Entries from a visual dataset
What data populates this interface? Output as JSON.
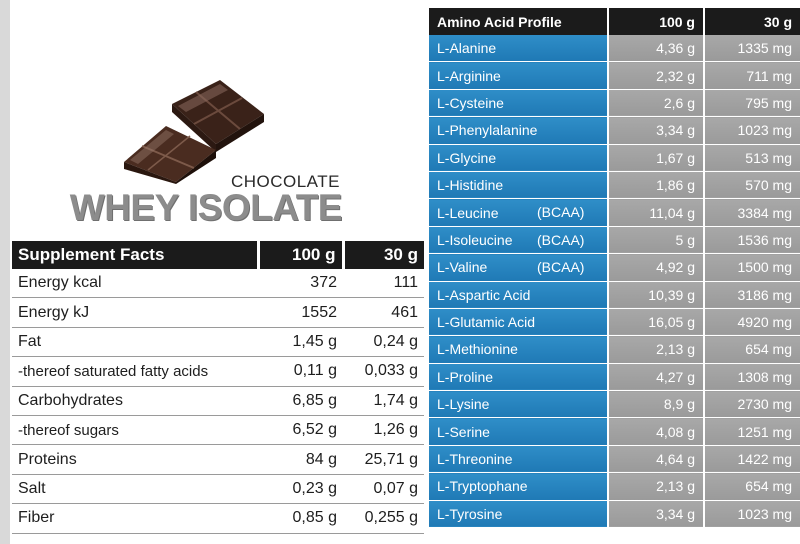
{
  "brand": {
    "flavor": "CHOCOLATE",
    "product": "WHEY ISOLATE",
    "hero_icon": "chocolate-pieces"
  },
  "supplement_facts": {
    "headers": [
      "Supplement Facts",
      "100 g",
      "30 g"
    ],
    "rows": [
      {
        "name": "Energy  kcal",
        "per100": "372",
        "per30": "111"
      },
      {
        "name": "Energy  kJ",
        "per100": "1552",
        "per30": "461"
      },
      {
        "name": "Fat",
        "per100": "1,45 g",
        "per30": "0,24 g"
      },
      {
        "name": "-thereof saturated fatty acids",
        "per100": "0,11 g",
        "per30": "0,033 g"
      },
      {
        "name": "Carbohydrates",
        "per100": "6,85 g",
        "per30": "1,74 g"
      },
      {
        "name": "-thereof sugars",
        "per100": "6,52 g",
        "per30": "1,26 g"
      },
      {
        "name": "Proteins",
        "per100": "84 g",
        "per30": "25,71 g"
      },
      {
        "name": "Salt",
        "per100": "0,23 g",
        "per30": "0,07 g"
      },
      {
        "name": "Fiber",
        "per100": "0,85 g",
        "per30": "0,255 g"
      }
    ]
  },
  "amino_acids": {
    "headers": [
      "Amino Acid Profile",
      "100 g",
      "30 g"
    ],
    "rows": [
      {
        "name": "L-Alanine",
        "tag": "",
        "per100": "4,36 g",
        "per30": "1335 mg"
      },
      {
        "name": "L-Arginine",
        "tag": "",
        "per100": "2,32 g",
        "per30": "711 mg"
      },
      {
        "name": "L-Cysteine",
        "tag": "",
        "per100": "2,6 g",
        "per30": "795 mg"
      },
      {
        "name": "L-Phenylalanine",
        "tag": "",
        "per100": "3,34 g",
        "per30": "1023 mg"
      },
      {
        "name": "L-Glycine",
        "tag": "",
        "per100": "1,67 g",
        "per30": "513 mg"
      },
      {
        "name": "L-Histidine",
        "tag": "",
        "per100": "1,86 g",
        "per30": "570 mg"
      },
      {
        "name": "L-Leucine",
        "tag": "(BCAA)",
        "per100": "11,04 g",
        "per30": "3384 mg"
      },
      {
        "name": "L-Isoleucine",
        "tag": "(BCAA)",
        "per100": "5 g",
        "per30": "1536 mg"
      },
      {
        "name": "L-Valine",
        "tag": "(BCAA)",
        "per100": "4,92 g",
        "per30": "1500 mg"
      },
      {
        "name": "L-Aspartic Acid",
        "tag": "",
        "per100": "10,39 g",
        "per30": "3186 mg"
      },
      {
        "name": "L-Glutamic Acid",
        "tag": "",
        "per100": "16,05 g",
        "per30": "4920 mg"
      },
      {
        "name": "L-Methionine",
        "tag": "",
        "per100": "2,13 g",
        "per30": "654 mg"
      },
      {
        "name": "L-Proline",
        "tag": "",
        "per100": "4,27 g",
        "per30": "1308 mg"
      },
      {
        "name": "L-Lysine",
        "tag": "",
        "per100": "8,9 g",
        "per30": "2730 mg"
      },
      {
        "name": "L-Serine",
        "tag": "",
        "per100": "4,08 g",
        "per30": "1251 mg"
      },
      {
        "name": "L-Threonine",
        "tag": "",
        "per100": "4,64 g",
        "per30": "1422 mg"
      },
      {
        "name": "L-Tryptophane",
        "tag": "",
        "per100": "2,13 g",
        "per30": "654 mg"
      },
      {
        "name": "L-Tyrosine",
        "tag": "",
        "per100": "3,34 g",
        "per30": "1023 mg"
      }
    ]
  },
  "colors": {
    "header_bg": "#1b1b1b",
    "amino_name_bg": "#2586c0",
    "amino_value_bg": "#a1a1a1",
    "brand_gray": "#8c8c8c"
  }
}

--

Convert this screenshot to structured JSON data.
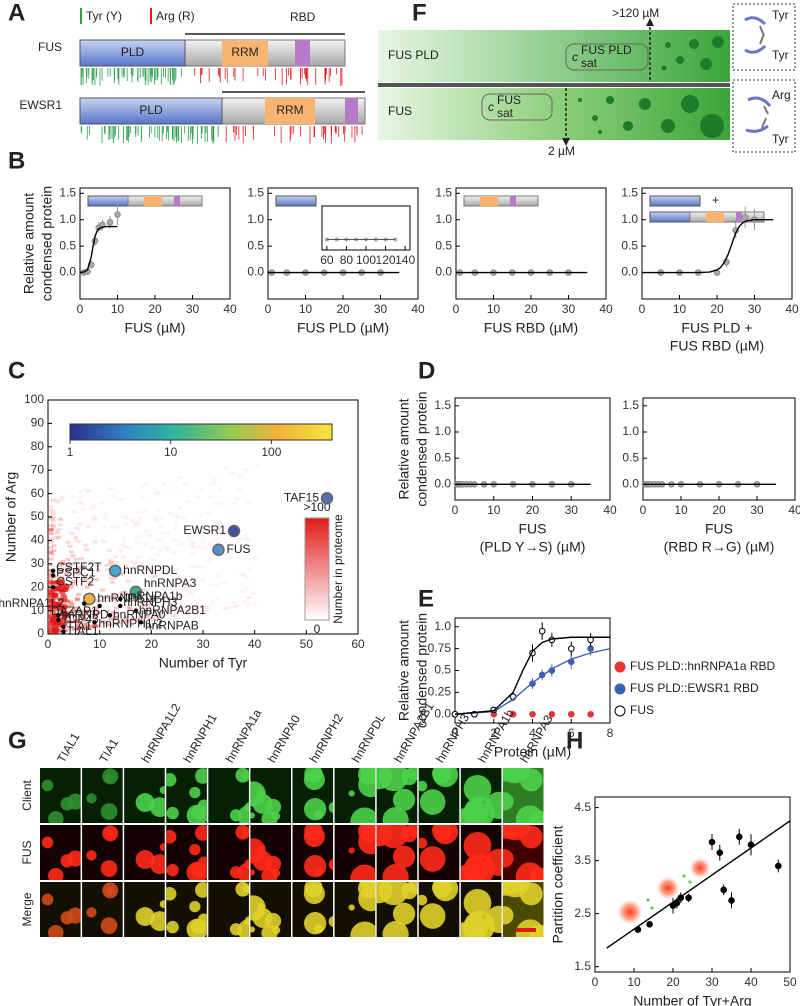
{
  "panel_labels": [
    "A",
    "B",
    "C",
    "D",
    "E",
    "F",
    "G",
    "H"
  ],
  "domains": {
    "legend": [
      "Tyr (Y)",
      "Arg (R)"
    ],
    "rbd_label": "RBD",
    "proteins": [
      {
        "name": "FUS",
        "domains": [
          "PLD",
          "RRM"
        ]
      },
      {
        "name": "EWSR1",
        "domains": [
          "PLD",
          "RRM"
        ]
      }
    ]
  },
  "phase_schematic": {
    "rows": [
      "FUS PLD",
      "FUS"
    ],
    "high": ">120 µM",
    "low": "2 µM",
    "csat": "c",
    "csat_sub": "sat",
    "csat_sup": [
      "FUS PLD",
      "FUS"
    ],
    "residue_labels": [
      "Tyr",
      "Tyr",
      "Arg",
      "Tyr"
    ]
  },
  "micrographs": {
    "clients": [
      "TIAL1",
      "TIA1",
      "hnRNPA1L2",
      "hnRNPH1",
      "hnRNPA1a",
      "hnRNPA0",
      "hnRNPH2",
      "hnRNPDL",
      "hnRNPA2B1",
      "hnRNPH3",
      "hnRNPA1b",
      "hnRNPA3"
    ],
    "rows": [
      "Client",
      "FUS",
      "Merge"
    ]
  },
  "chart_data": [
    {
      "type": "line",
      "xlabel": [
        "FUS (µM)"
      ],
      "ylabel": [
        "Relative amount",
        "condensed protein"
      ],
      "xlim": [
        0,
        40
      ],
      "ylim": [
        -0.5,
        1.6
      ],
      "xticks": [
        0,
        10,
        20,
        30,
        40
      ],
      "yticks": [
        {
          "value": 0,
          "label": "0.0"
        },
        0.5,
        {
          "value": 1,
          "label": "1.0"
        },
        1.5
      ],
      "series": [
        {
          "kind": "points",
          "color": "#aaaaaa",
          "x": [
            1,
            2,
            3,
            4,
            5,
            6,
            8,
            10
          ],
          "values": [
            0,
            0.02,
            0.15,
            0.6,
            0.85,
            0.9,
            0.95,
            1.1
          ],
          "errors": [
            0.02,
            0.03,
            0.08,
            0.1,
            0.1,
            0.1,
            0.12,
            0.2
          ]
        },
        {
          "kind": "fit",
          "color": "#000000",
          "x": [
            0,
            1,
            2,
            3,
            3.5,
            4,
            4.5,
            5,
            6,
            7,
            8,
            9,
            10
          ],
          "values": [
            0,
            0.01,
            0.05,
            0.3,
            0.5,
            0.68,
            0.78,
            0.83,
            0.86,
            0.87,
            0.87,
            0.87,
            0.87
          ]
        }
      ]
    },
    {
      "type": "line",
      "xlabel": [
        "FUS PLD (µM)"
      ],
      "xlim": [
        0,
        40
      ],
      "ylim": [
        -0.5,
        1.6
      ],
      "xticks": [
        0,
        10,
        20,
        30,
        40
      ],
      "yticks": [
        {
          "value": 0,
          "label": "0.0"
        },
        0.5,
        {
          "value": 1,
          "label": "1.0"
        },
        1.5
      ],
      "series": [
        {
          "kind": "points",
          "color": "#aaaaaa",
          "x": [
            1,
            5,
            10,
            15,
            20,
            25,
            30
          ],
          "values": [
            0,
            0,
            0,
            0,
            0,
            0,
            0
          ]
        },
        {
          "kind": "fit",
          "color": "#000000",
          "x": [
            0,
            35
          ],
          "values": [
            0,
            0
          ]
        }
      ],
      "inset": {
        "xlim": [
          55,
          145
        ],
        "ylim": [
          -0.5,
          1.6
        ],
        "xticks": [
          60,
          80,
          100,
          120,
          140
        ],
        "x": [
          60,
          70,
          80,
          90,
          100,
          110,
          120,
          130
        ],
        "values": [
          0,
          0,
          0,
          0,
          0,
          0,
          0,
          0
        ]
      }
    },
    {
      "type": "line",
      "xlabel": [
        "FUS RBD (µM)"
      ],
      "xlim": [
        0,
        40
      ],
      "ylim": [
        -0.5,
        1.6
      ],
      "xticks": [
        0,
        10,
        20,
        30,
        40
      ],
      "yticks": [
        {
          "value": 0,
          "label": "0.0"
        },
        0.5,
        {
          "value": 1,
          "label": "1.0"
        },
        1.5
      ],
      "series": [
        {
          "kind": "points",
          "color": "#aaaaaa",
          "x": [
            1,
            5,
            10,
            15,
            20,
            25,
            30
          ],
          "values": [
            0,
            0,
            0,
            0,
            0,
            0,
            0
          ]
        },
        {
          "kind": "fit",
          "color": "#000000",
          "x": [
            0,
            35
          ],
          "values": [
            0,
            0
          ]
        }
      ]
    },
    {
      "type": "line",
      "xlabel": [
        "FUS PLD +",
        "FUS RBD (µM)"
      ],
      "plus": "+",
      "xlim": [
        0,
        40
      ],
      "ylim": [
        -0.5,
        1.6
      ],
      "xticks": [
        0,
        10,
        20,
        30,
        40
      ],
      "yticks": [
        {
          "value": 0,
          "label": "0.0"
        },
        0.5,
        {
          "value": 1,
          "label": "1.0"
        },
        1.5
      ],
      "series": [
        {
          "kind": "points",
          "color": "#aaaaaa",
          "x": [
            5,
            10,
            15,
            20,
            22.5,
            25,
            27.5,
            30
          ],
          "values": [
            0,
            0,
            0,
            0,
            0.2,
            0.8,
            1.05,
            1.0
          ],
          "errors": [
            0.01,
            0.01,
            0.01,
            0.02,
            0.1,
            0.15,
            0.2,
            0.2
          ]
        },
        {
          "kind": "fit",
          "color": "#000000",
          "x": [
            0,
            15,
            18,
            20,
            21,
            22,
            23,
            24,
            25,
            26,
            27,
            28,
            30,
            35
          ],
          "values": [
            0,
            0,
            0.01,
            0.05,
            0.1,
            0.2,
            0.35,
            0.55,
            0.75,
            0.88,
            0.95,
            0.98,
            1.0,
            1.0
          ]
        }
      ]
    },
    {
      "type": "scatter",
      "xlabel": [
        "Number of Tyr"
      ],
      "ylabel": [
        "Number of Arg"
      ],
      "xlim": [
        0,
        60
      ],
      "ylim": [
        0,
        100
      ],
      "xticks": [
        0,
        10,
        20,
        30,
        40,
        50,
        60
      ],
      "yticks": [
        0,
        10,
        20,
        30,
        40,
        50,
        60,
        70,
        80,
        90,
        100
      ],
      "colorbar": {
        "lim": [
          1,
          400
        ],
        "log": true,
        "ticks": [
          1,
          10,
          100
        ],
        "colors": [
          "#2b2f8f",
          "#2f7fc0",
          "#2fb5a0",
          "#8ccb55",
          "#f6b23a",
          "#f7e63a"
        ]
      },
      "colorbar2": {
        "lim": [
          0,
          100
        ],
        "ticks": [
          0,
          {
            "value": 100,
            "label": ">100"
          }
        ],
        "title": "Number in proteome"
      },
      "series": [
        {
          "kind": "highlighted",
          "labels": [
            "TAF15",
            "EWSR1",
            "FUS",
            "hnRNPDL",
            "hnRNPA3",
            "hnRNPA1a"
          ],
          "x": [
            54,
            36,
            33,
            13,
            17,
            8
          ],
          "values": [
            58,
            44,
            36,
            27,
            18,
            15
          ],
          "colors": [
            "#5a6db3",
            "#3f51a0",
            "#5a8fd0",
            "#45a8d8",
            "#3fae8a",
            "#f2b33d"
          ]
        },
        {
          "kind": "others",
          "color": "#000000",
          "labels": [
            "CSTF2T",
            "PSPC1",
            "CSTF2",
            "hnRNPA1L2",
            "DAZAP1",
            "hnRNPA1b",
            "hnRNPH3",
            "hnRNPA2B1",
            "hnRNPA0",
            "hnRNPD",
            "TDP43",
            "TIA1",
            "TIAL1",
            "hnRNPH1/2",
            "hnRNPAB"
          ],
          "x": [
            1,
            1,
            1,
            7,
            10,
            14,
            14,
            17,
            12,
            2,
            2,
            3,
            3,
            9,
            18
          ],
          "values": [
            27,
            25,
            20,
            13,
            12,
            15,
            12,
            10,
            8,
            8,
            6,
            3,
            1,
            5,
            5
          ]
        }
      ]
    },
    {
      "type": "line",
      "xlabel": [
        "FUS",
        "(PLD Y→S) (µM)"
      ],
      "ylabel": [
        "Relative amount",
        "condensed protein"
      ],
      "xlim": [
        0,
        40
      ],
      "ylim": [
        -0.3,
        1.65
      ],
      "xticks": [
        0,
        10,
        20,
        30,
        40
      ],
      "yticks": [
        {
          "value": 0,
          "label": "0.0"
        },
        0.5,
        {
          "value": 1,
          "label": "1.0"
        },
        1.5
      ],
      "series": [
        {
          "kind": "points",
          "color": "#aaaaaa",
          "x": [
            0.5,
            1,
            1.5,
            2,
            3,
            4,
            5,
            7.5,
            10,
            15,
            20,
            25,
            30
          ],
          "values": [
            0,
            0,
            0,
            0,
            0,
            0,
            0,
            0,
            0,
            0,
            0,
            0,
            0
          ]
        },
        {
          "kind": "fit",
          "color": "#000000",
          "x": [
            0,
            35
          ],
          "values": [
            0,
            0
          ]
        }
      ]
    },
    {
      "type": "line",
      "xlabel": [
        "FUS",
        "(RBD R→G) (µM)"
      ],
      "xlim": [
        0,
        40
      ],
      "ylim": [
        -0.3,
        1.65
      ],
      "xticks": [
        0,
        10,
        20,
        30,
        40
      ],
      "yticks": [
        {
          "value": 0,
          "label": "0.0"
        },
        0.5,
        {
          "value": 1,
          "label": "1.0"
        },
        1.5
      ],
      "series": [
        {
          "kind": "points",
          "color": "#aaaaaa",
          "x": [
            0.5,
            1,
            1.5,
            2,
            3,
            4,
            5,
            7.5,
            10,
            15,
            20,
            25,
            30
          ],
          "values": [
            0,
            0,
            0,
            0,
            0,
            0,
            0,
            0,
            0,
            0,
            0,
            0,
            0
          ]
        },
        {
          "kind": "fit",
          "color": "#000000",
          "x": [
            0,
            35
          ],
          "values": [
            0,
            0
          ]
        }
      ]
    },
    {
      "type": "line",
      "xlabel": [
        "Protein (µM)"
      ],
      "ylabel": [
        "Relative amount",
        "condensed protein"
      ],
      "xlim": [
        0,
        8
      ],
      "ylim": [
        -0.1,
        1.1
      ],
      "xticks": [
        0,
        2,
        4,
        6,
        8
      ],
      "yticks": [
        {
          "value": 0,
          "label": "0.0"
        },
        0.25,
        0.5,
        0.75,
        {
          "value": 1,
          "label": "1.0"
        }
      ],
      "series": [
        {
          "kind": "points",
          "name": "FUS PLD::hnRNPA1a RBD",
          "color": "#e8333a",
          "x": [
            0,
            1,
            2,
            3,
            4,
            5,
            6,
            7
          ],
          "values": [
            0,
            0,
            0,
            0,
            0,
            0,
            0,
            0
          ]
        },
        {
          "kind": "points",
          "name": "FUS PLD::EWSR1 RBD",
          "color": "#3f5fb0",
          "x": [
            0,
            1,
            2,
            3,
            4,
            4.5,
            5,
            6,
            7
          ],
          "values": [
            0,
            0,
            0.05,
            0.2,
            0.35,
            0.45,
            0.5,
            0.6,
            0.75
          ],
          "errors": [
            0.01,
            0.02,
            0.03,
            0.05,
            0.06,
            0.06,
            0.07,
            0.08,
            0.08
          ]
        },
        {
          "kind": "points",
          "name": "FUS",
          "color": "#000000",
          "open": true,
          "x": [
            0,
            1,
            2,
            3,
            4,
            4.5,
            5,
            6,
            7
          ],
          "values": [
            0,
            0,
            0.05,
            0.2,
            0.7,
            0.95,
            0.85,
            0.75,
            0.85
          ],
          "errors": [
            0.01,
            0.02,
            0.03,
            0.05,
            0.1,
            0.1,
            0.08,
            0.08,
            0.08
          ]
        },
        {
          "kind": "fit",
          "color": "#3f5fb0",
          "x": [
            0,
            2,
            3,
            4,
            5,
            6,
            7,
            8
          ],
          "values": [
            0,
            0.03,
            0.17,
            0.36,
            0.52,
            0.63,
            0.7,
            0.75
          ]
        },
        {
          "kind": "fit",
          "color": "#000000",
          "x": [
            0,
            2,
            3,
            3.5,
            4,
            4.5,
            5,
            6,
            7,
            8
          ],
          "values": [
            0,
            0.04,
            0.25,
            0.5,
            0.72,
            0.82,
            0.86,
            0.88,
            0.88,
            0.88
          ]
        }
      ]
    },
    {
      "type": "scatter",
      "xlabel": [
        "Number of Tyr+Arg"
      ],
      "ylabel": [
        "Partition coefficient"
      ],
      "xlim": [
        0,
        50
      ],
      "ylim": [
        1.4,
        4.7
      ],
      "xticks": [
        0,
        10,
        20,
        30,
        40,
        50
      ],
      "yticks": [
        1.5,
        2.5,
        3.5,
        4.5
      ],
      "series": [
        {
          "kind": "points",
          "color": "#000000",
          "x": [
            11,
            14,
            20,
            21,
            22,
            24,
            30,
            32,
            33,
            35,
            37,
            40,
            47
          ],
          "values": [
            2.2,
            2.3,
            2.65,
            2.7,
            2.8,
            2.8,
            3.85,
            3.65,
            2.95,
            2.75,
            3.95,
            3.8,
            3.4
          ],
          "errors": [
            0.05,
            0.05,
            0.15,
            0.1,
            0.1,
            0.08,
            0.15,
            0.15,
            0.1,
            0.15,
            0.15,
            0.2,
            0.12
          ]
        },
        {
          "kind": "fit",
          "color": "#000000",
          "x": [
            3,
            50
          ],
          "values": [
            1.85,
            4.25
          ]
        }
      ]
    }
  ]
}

• _What you have to do_: Go through the entries above and copy each line holding the string "Number".

• _Task solution_:
        "Number of Tyr"
        "Number of Arg"
        "title": "Number in proteome"
        "Number of Tyr+Arg"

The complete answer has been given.